Stored items from a collection ->

** begin **

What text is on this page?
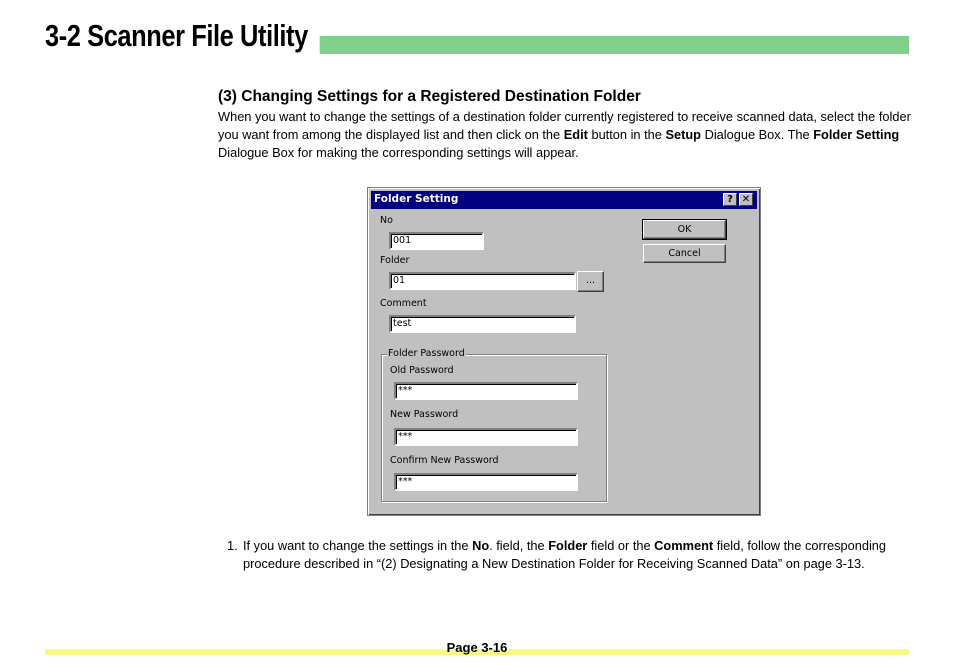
3-2 Scanner File Utility
(3) Changing Settings for a Registered Destination Folder

When you want to change the settings of a destination folder currently registered to receive scanned data, select the folder you want from among the displayed list and then click on the Edit button in the Setup Dialogue Box. The Folder Setting Dialogue Box for making the corresponding settings will appear.

Folder Setting	? ✕
No
001
Folder
01	...
Comment
test
OK
Cancel
Folder Password
Old Password
***
New Password
***
Confirm New Password
***

1. If you want to change the settings in the No. field, the Folder field or the Comment field, follow the corresponding procedure described in “(2) Designating a New Destination Folder for Receiving Scanned Data” on page 3-13.

Page 3-16
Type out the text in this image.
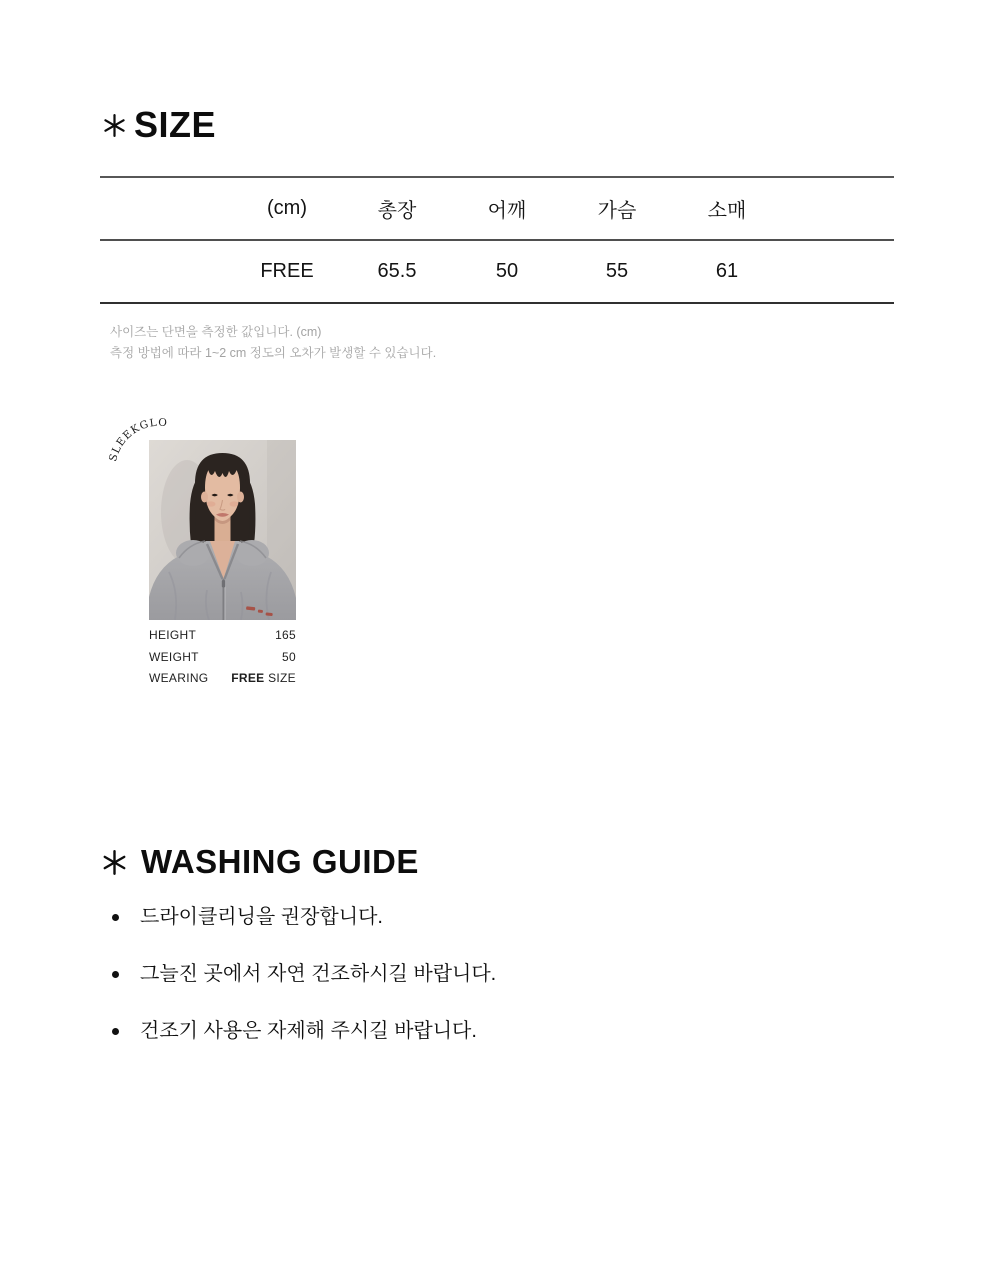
SIZE
(cm)	총장	어깨	가슴	소매
FREE	65.5	50	55	61

사이즈는 단면을 측정한 값입니다. (cm)

측정 방법에 따라 1~2 cm 정도의 오차가 발생할 수 있습니다.

SLEEKGLOW
HEIGHT	165
WEIGHT	50
WEARING FREE SIZE
WASHING GUIDE
드라이클리닝을 권장합니다.
그늘진 곳에서 자연 건조하시길 바랍니다.
건조기 사용은 자제해 주시길 바랍니다.
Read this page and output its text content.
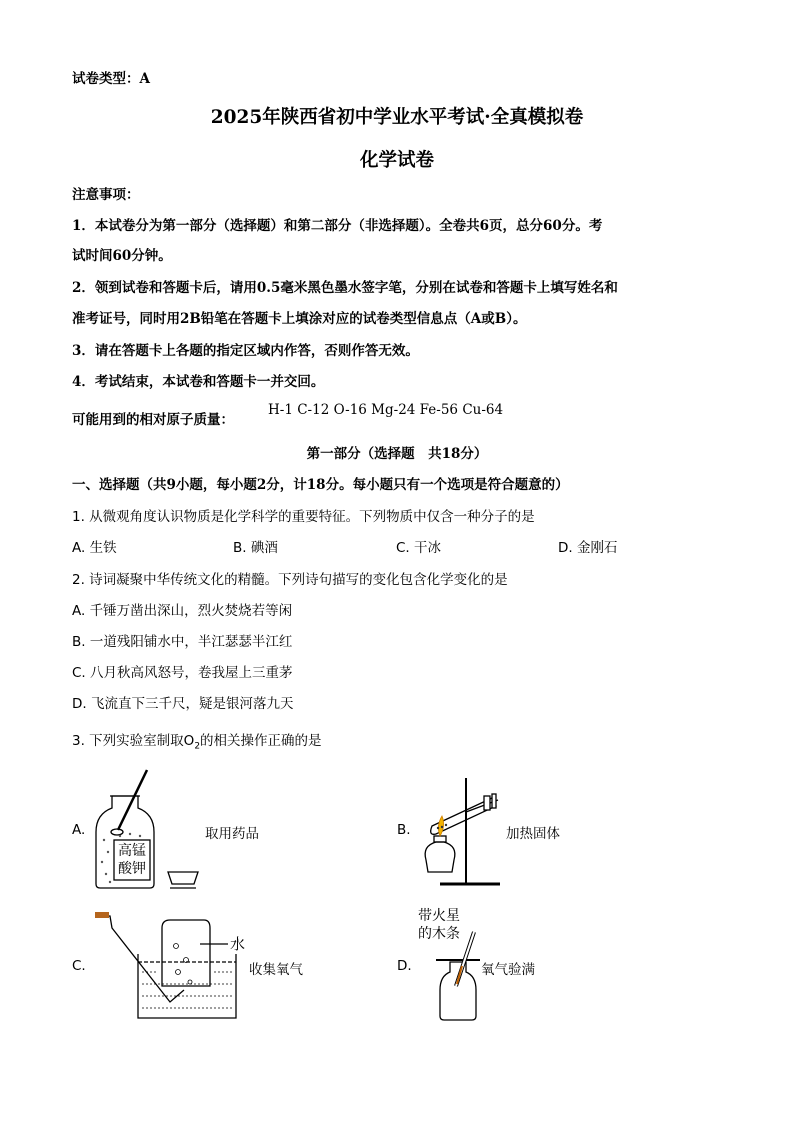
试卷类型：A
2025年陕西省初中学业水平考试·全真模拟卷
化学试卷
注意事项：
1．本试卷分为第一部分（选择题）和第二部分（非选择题）。全卷共6页，总分60分。考
试时间60分钟。
2．领到试卷和答题卡后，请用0.5毫米黑色墨水签字笔，分别在试卷和答题卡上填写姓名和
准考证号，同时用2B铅笔在答题卡上填涂对应的试卷类型信息点（A或B）。
3．请在答题卡上各题的指定区域内作答，否则作答无效。
4．考试结束，本试卷和答题卡一并交回。
可能用到的相对原子质量：
H-1 C-12 O-16 Mg-24 Fe-56 Cu-64
第一部分（选择题　共18分）
一、选择题（共9小题，每小题2分，计18分。每小题只有一个选项是符合题意的）
1. 从微观角度认识物质是化学科学的重要特征。下列物质中仅含一种分子的是
A. 生铁	B. 碘酒	C. 干冰	D. 金刚石
2. 诗词凝聚中华传统文化的精髓。下列诗句描写的变化包含化学变化的是
A. 千锤万凿出深山，烈火焚烧若等闲
B. 一道残阳铺水中，半江瑟瑟半江红
C. 八月秋高风怒号，卷我屋上三重茅
D. 飞流直下三千尺，疑是银河落九天
3. 下列实验室制取$O_2$的相关操作正确的是
A.	取用药品
高锰
酸钾
B.	加热固体
C.	收集氧气
水
D.	氧气验满
带火星
的木条
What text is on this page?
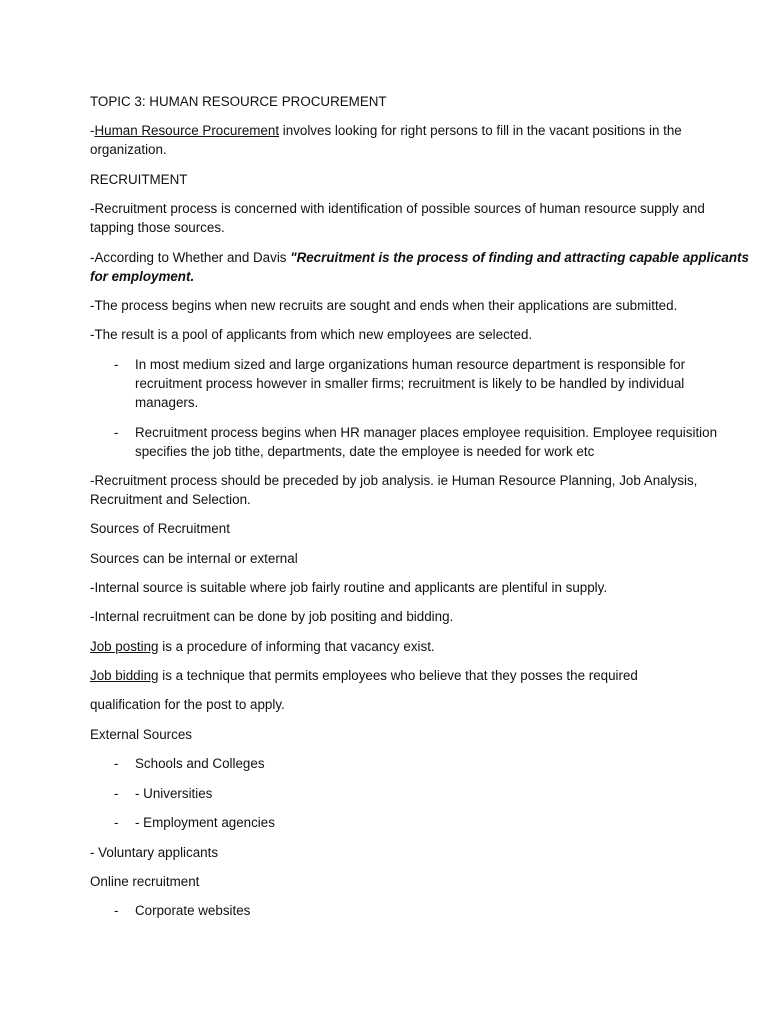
TOPIC 3: HUMAN RESOURCE PROCUREMENT
-Human Resource Procurement involves looking for right persons to fill in the vacant positions in the
organization.
RECRUITMENT
-Recruitment process is concerned with identification of possible sources of human resource supply and
tapping those sources.
-According to Whether and Davis "Recruitment is the process of finding and attracting capable applicants
for employment.
-The process begins when new recruits are sought and ends when their applications are submitted.
-The result is a pool of applicants from which new employees are selected.
- In most medium sized and large organizations human resource department is responsible for
recruitment process however in smaller firms; recruitment is likely to be handled by individual
managers.
- Recruitment process begins when HR manager places employee requisition. Employee requisition
specifies the job tithe, departments, date the employee is needed for work etc
-Recruitment process should be preceded by job analysis. ie Human Resource Planning, Job Analysis,
Recruitment and Selection.
Sources of Recruitment
Sources can be internal or external
-Internal source is suitable where job fairly routine and applicants are plentiful in supply.
-Internal recruitment can be done by job positing and bidding.
Job posting is a procedure of informing that vacancy exist.
Job bidding is a technique that permits employees who believe that they posses the required
qualification for the post to apply.
External Sources
- Schools and Colleges
- - Universities
- - Employment agencies
- Voluntary applicants
Online recruitment
- Corporate websites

** end **

Work instructions -> Every line of the data above should be quoted exactly. Omit the pictures.

Task solution ->
What text is on this page?
3-2 Scanner File Utility
(3) Changing Settings for a Registered Destination Folder

When you want to change the settings of a destination folder currently registered to receive scanned data, select the folder you want from among the displayed list and then click on the Edit button in the Setup Dialogue Box. The Folder Setting Dialogue Box for making the corresponding settings will appear.

Folder Setting	? ✕
No
001
Folder
01	...
Comment
test
OK
Cancel
Folder Password
Old Password
***
New Password
***
Confirm New Password
***

1. If you want to change the settings in the No. field, the Folder field or the Comment field, follow the corresponding procedure described in “(2) Designating a New Destination Folder for Receiving Scanned Data” on page 3-13.

Page 3-16
Type out the text in this image.
SIZE
(cm)	총장	어깨	가슴	소매
FREE	65.5	50	55	61

사이즈는 단면을 측정한 값입니다. (cm)

측정 방법에 따라 1~2 cm 정도의 오차가 발생할 수 있습니다.

SLEEKGLOW
HEIGHT	165
WEIGHT	50
WEARING FREE SIZE
WASHING GUIDE
드라이클리닝을 권장합니다.
그늘진 곳에서 자연 건조하시길 바랍니다.
건조기 사용은 자제해 주시길 바랍니다.
Read this page and output its text content.
试卷类型：A
2025年陕西省初中学业水平考试·全真模拟卷
化学试卷
注意事项：
1．本试卷分为第一部分（选择题）和第二部分（非选择题）。全卷共6页，总分60分。考
试时间60分钟。
2．领到试卷和答题卡后，请用0.5毫米黑色墨水签字笔，分别在试卷和答题卡上填写姓名和
准考证号，同时用2B铅笔在答题卡上填涂对应的试卷类型信息点（A或B）。
3．请在答题卡上各题的指定区域内作答，否则作答无效。
4．考试结束，本试卷和答题卡一并交回。
可能用到的相对原子质量：
H-1 C-12 O-16 Mg-24 Fe-56 Cu-64
第一部分（选择题　共18分）
一、选择题（共9小题，每小题2分，计18分。每小题只有一个选项是符合题意的）
1. 从微观角度认识物质是化学科学的重要特征。下列物质中仅含一种分子的是
A. 生铁	B. 碘酒	C. 干冰	D. 金刚石
2. 诗词凝聚中华传统文化的精髓。下列诗句描写的变化包含化学变化的是
A. 千锤万凿出深山，烈火焚烧若等闲
B. 一道残阳铺水中，半江瑟瑟半江红
C. 八月秋高风怒号，卷我屋上三重茅
D. 飞流直下三千尺，疑是银河落九天
3. 下列实验室制取$O_2$的相关操作正确的是
A.	取用药品
高锰
酸钾
B.	加热固体
C.	收集氧气
水
D.	氧气验满
带火星
的木条
What text is on this page?
TOPIC 3: HUMAN RESOURCE PROCUREMENT
-Human Resource Procurement involves looking for right persons to fill in the vacant positions in the
organization.
RECRUITMENT
-Recruitment process is concerned with identification of possible sources of human resource supply and
tapping those sources.
-According to Whether and Davis "Recruitment is the process of finding and attracting capable applicants
for employment.
-The process begins when new recruits are sought and ends when their applications are submitted.
-The result is a pool of applicants from which new employees are selected.
- In most medium sized and large organizations human resource department is responsible for
recruitment process however in smaller firms; recruitment is likely to be handled by individual
managers.
- Recruitment process begins when HR manager places employee requisition. Employee requisition
specifies the job tithe, departments, date the employee is needed for work etc
-Recruitment process should be preceded by job analysis. ie Human Resource Planning, Job Analysis,
Recruitment and Selection.
Sources of Recruitment
Sources can be internal or external
-Internal source is suitable where job fairly routine and applicants are plentiful in supply.
-Internal recruitment can be done by job positing and bidding.
Job posting is a procedure of informing that vacancy exist.
Job bidding is a technique that permits employees who believe that they posses the required
qualification for the post to apply.
External Sources
- Schools and Colleges
- - Universities
- - Employment agencies
- Voluntary applicants
Online recruitment
- Corporate websites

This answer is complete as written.